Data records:
•••••

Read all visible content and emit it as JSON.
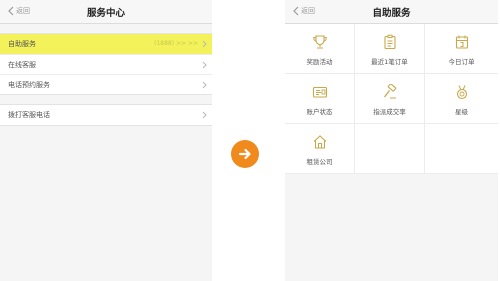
{
  "left": {
    "back_label": "返回",
    "title": "服务中心",
    "group1": [
      {
        "label": "自助服务",
        "value": "(1888)  >>  >>"
      },
      {
        "label": "在线客服"
      },
      {
        "label": "电话预约服务"
      }
    ],
    "group2": [
      {
        "label": "拨打客服电话"
      }
    ]
  },
  "right": {
    "back_label": "返回",
    "title": "自助服务",
    "tiles": [
      {
        "label": "奖励活动",
        "icon": "trophy-icon"
      },
      {
        "label": "最近1笔订单",
        "icon": "clipboard-icon"
      },
      {
        "label": "今日订单",
        "icon": "calendar-icon"
      },
      {
        "label": "账户状态",
        "icon": "id-card-icon"
      },
      {
        "label": "指派成交率",
        "icon": "gavel-icon"
      },
      {
        "label": "星级",
        "icon": "medal-icon"
      },
      {
        "label": "租赁公司",
        "icon": "house-icon"
      }
    ]
  },
  "colors": {
    "highlight": "#f3f25b",
    "accent_arrow": "#f08a1c",
    "icon_gold": "#c9a84a"
  }
}
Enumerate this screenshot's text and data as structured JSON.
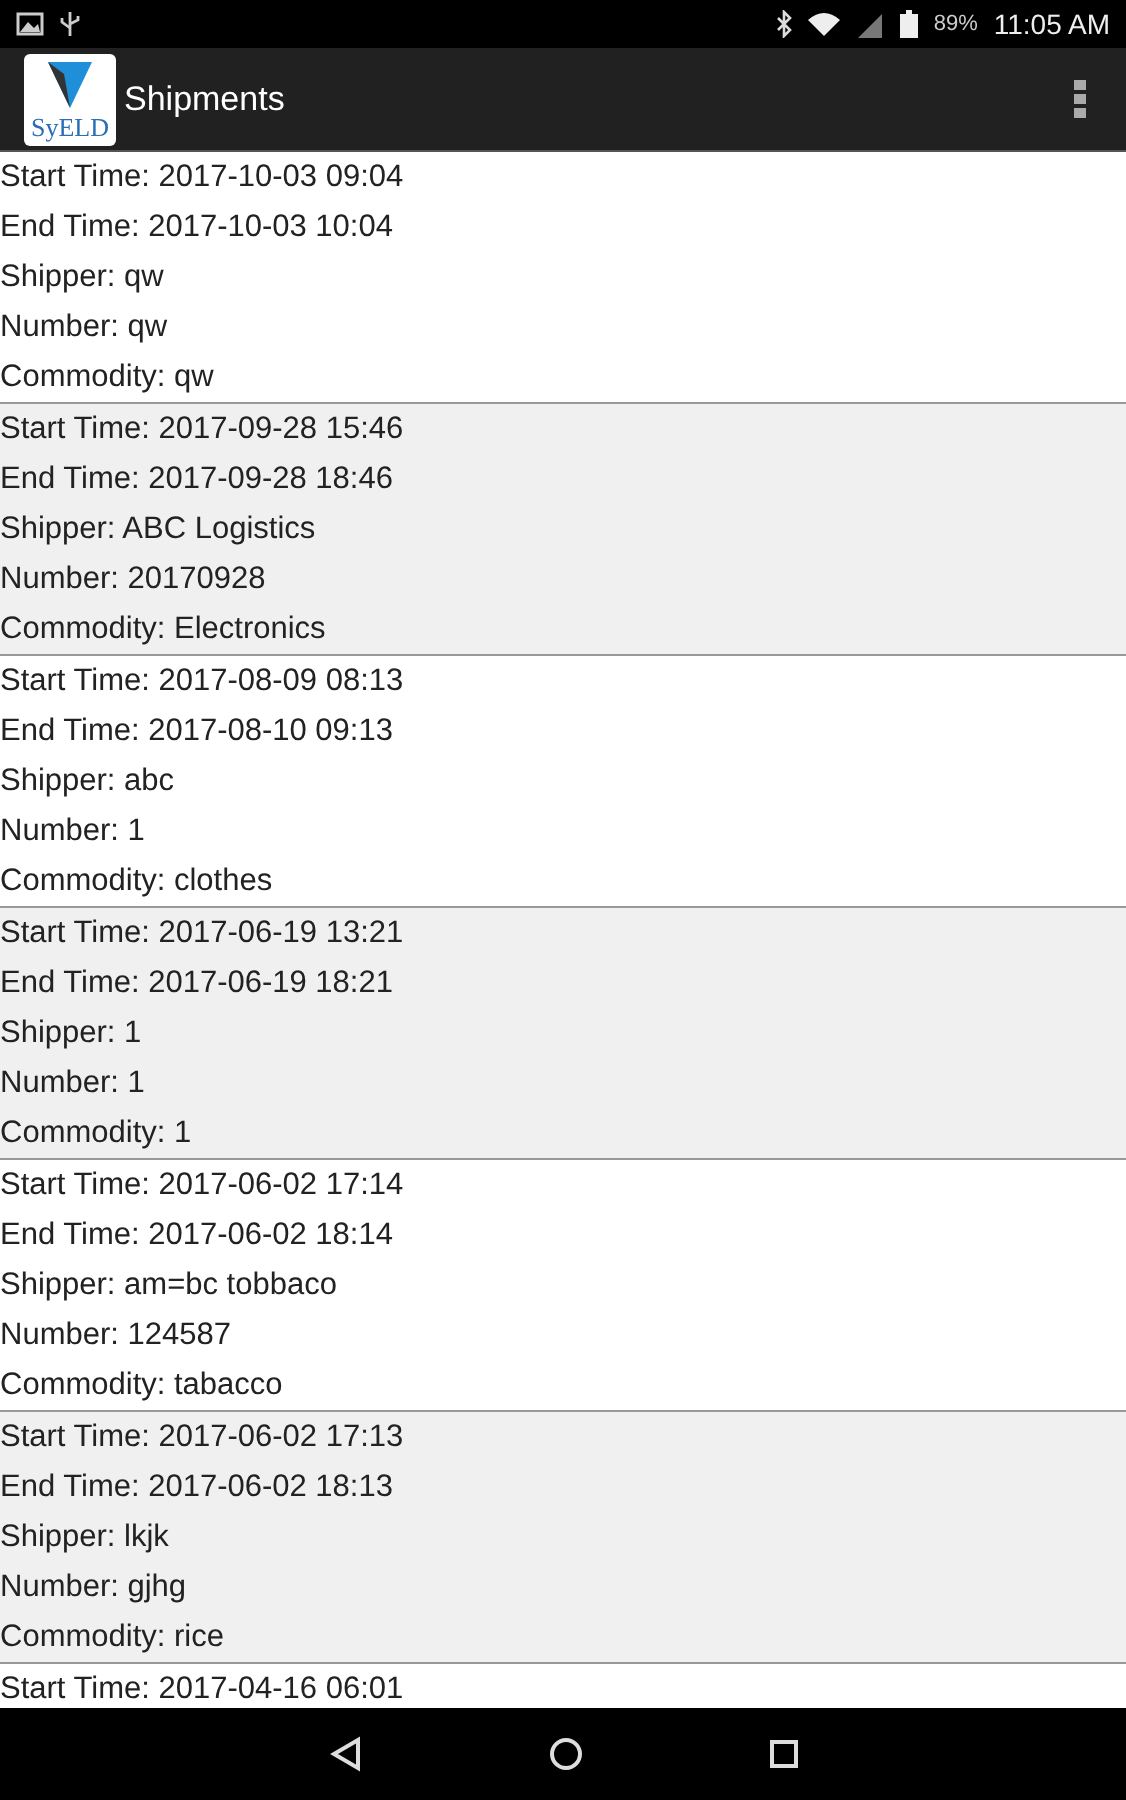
{
  "status_bar": {
    "battery": "89%",
    "time": "11:05 AM"
  },
  "app_bar": {
    "logo_text": "SyELD",
    "title": "Shipments"
  },
  "shipments": [
    {
      "shaded": false,
      "lines": [
        "Start Time: 2017-10-03 09:04",
        "End Time: 2017-10-03 10:04",
        "Shipper: qw",
        "Number: qw",
        "Commodity: qw"
      ]
    },
    {
      "shaded": true,
      "lines": [
        "Start Time: 2017-09-28 15:46",
        "End Time: 2017-09-28 18:46",
        "Shipper: ABC Logistics",
        "Number: 20170928",
        "Commodity: Electronics"
      ]
    },
    {
      "shaded": false,
      "lines": [
        "Start Time: 2017-08-09 08:13",
        "End Time: 2017-08-10 09:13",
        "Shipper: abc",
        "Number: 1",
        "Commodity: clothes"
      ]
    },
    {
      "shaded": true,
      "lines": [
        "Start Time: 2017-06-19 13:21",
        "End Time: 2017-06-19 18:21",
        "Shipper: 1",
        "Number: 1",
        "Commodity: 1"
      ]
    },
    {
      "shaded": false,
      "lines": [
        "Start Time: 2017-06-02 17:14",
        "End Time: 2017-06-02 18:14",
        "Shipper: am=bc tobbaco",
        "Number: 124587",
        "Commodity: tabacco"
      ]
    },
    {
      "shaded": true,
      "lines": [
        "Start Time: 2017-06-02 17:13",
        "End Time: 2017-06-02 18:13",
        "Shipper: lkjk",
        "Number: gjhg",
        "Commodity: rice"
      ]
    },
    {
      "shaded": false,
      "lines": [
        "Start Time: 2017-04-16 06:01"
      ]
    }
  ]
}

•••••

**STATED TASK:**
Display every line of the listing that contains the string "Number".

**OUTPUT FOR THIS EXERCISE:**
        "Number: qw",
        "Number: 20170928",
        "Number: 1",
        "Number: 1",
        "Number: 124587",
        "Number: gjhg",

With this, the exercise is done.